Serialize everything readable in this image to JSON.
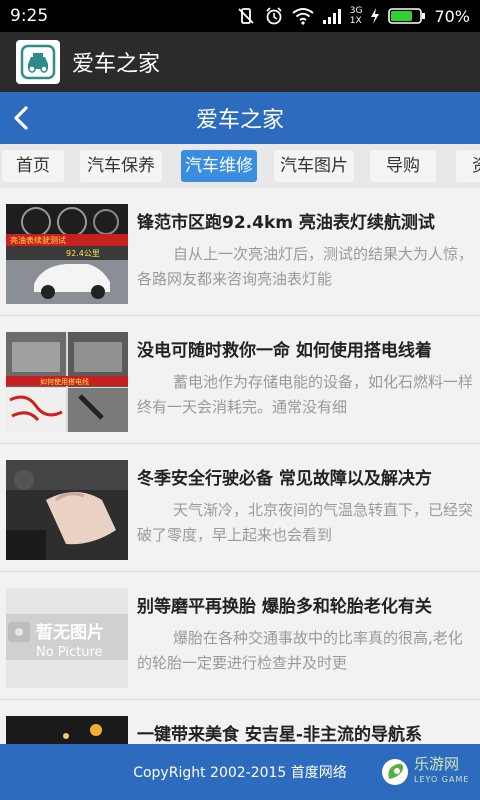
{
  "status_bar": {
    "time": "9:25",
    "network": "3G",
    "network_sub": "1X",
    "battery": "70%"
  },
  "app_bar": {
    "title": "爱车之家"
  },
  "header": {
    "title": "爱车之家"
  },
  "tabs": [
    "首页",
    "汽车保养",
    "汽车维修",
    "汽车图片",
    "导购",
    "资"
  ],
  "active_tab": "汽车维修",
  "articles": [
    {
      "title": "锋范市区跑92.4km 亮油表灯续航测试",
      "desc": "自从上一次亮油灯后，测试的结果大为人惊，各路网友都来咨询亮油表灯能"
    },
    {
      "title": "没电可随时救你一命 如何使用搭电线着",
      "desc": "蓄电池作为存储电能的设备，如化石燃料一样终有一天会消耗完。通常没有细"
    },
    {
      "title": "冬季安全行驶必备 常见故障以及解决方",
      "desc": "天气渐冷，北京夜间的气温急转直下，已经突破了零度，早上起来也会看到"
    },
    {
      "title": "别等磨平再换胎 爆胎多和轮胎老化有关",
      "desc": "爆胎在各种交通事故中的比率真的很高,老化的轮胎一定要进行检查并及时更"
    },
    {
      "title": "一键带来美食 安吉星-非主流的导航系",
      "desc": ""
    }
  ],
  "thumb_texts": {
    "t1_banner": "亮油表续驶测试",
    "t1_sub": "92.4公里",
    "t2_banner": "如何使用搭电线",
    "placeholder_line1": "暂无图片",
    "placeholder_line2": "No Picture"
  },
  "footer": {
    "copyright": "CopyRight 2002-2015 首度网络",
    "watermark": "乐游网",
    "watermark_sub": "LEYO GAME"
  }
}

--

• **GIVEN EXERCISE**: Without the pictures, restate all the entries above exactly.

• **SOLUTION TO THIS PROBLEM**:
Serialize everything readable in this image to JSON.
{
  "status_bar": {
    "time": "9:25",
    "network": "3G",
    "network_sub": "1X",
    "battery": "70%"
  },
  "app_bar": {
    "title": "爱车之家"
  },
  "header": {
    "title": "爱车之家"
  },
  "tabs": [
    "首页",
    "汽车保养",
    "汽车维修",
    "汽车图片",
    "导购",
    "资"
  ],
  "active_tab": "汽车维修",
  "articles": [
    {
      "title": "锋范市区跑92.4km 亮油表灯续航测试",
      "desc": "自从上一次亮油灯后，测试的结果大为人惊，各路网友都来咨询亮油表灯能"
    },
    {
      "title": "没电可随时救你一命 如何使用搭电线着",
      "desc": "蓄电池作为存储电能的设备，如化石燃料一样终有一天会消耗完。通常没有细"
    },
    {
      "title": "冬季安全行驶必备 常见故障以及解决方",
      "desc": "天气渐冷，北京夜间的气温急转直下，已经突破了零度，早上起来也会看到"
    },
    {
      "title": "别等磨平再换胎 爆胎多和轮胎老化有关",
      "desc": "爆胎在各种交通事故中的比率真的很高,老化的轮胎一定要进行检查并及时更"
    },
    {
      "title": "一键带来美食 安吉星-非主流的导航系",
      "desc": ""
    }
  ],
  "thumb_texts": {
    "t1_banner": "亮油表续驶测试",
    "t1_sub": "92.4公里",
    "t2_banner": "如何使用搭电线",
    "placeholder_line1": "暂无图片",
    "placeholder_line2": "No Picture"
  },
  "footer": {
    "copyright": "CopyRight 2002-2015 首度网络",
    "watermark": "乐游网",
    "watermark_sub": "LEYO GAME"
  }
}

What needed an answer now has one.